**Stored records**
********************

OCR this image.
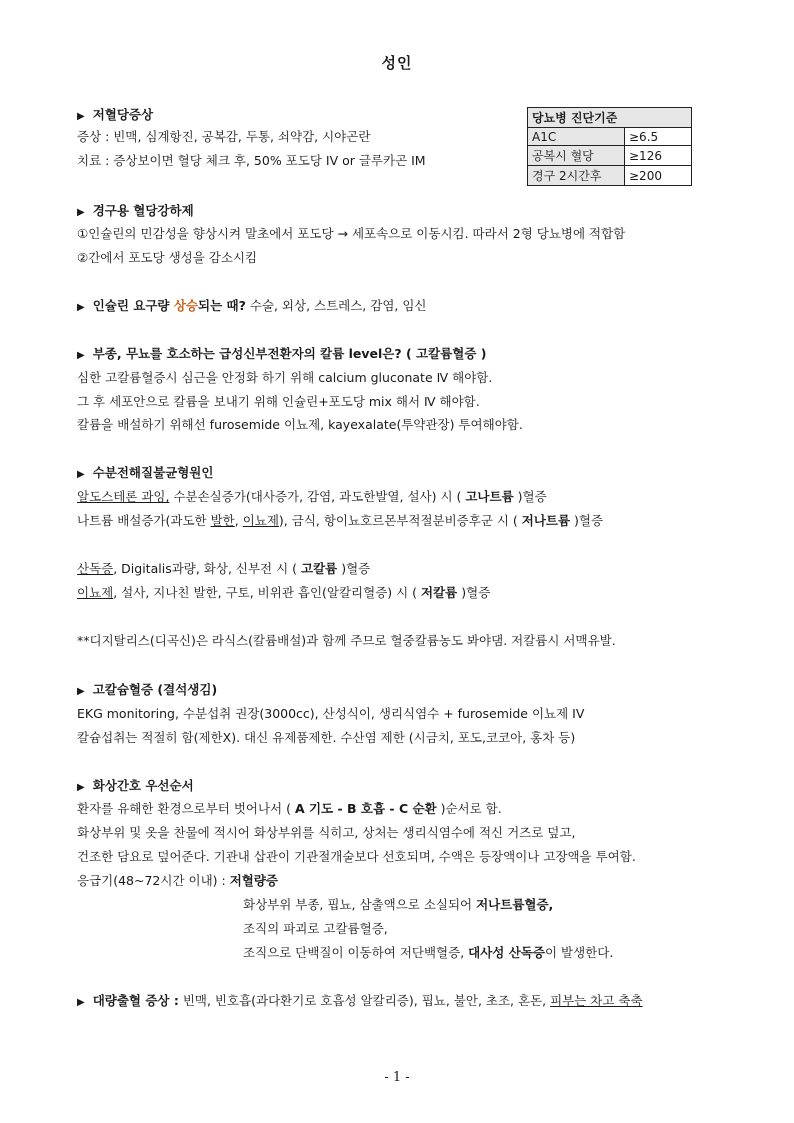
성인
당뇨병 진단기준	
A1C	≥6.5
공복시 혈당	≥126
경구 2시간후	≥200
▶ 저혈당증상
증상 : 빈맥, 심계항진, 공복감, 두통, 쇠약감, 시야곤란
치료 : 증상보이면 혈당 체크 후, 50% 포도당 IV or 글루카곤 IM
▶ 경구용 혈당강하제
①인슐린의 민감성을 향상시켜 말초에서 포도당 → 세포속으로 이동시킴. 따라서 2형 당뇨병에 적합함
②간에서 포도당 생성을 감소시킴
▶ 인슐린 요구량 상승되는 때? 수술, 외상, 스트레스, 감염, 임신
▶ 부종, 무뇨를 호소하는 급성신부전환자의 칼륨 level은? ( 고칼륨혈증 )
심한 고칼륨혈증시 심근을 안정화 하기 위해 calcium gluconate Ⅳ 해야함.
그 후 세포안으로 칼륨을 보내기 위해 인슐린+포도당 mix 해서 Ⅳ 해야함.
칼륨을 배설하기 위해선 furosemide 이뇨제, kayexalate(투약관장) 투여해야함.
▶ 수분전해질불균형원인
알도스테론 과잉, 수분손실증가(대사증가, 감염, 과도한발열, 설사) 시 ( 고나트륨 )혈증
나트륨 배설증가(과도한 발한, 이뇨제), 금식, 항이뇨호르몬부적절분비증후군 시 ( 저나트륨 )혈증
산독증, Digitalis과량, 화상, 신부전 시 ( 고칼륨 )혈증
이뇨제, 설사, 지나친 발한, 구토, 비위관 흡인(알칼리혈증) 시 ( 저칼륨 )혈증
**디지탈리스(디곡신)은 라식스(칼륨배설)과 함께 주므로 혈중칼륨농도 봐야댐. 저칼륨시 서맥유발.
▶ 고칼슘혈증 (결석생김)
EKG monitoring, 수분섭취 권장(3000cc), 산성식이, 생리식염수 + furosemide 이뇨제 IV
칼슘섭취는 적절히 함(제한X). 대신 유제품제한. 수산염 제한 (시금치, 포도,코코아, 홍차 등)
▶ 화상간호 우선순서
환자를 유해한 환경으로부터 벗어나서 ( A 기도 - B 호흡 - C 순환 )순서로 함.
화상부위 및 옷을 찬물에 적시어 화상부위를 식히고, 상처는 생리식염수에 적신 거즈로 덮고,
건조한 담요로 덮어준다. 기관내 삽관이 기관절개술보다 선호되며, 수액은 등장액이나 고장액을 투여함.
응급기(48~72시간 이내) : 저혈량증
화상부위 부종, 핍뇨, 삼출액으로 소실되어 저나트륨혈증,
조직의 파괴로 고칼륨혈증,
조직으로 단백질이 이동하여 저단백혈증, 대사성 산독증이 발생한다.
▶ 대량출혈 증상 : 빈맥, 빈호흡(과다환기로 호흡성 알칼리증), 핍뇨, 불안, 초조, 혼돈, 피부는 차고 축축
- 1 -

********************

**WHAT YOU ARE ASKED TO DO**
Each line of the data should be quoted exactly, with pictures left out.

**COMPLETE ANSWER**
OCR this image.
성인
당뇨병 진단기준	
A1C	≥6.5
공복시 혈당	≥126
경구 2시간후	≥200
▶ 저혈당증상
증상 : 빈맥, 심계항진, 공복감, 두통, 쇠약감, 시야곤란
치료 : 증상보이면 혈당 체크 후, 50% 포도당 IV or 글루카곤 IM
▶ 경구용 혈당강하제
①인슐린의 민감성을 향상시켜 말초에서 포도당 → 세포속으로 이동시킴. 따라서 2형 당뇨병에 적합함
②간에서 포도당 생성을 감소시킴
▶ 인슐린 요구량 상승되는 때? 수술, 외상, 스트레스, 감염, 임신
▶ 부종, 무뇨를 호소하는 급성신부전환자의 칼륨 level은? ( 고칼륨혈증 )
심한 고칼륨혈증시 심근을 안정화 하기 위해 calcium gluconate Ⅳ 해야함.
그 후 세포안으로 칼륨을 보내기 위해 인슐린+포도당 mix 해서 Ⅳ 해야함.
칼륨을 배설하기 위해선 furosemide 이뇨제, kayexalate(투약관장) 투여해야함.
▶ 수분전해질불균형원인
알도스테론 과잉, 수분손실증가(대사증가, 감염, 과도한발열, 설사) 시 ( 고나트륨 )혈증
나트륨 배설증가(과도한 발한, 이뇨제), 금식, 항이뇨호르몬부적절분비증후군 시 ( 저나트륨 )혈증
산독증, Digitalis과량, 화상, 신부전 시 ( 고칼륨 )혈증
이뇨제, 설사, 지나친 발한, 구토, 비위관 흡인(알칼리혈증) 시 ( 저칼륨 )혈증
**디지탈리스(디곡신)은 라식스(칼륨배설)과 함께 주므로 혈중칼륨농도 봐야댐. 저칼륨시 서맥유발.
▶ 고칼슘혈증 (결석생김)
EKG monitoring, 수분섭취 권장(3000cc), 산성식이, 생리식염수 + furosemide 이뇨제 IV
칼슘섭취는 적절히 함(제한X). 대신 유제품제한. 수산염 제한 (시금치, 포도,코코아, 홍차 등)
▶ 화상간호 우선순서
환자를 유해한 환경으로부터 벗어나서 ( A 기도 - B 호흡 - C 순환 )순서로 함.
화상부위 및 옷을 찬물에 적시어 화상부위를 식히고, 상처는 생리식염수에 적신 거즈로 덮고,
건조한 담요로 덮어준다. 기관내 삽관이 기관절개술보다 선호되며, 수액은 등장액이나 고장액을 투여함.
응급기(48~72시간 이내) : 저혈량증
화상부위 부종, 핍뇨, 삼출액으로 소실되어 저나트륨혈증,
조직의 파괴로 고칼륨혈증,
조직으로 단백질이 이동하여 저단백혈증, 대사성 산독증이 발생한다.
▶ 대량출혈 증상 : 빈맥, 빈호흡(과다환기로 호흡성 알칼리증), 핍뇨, 불안, 초조, 혼돈, 피부는 차고 축축
- 1 -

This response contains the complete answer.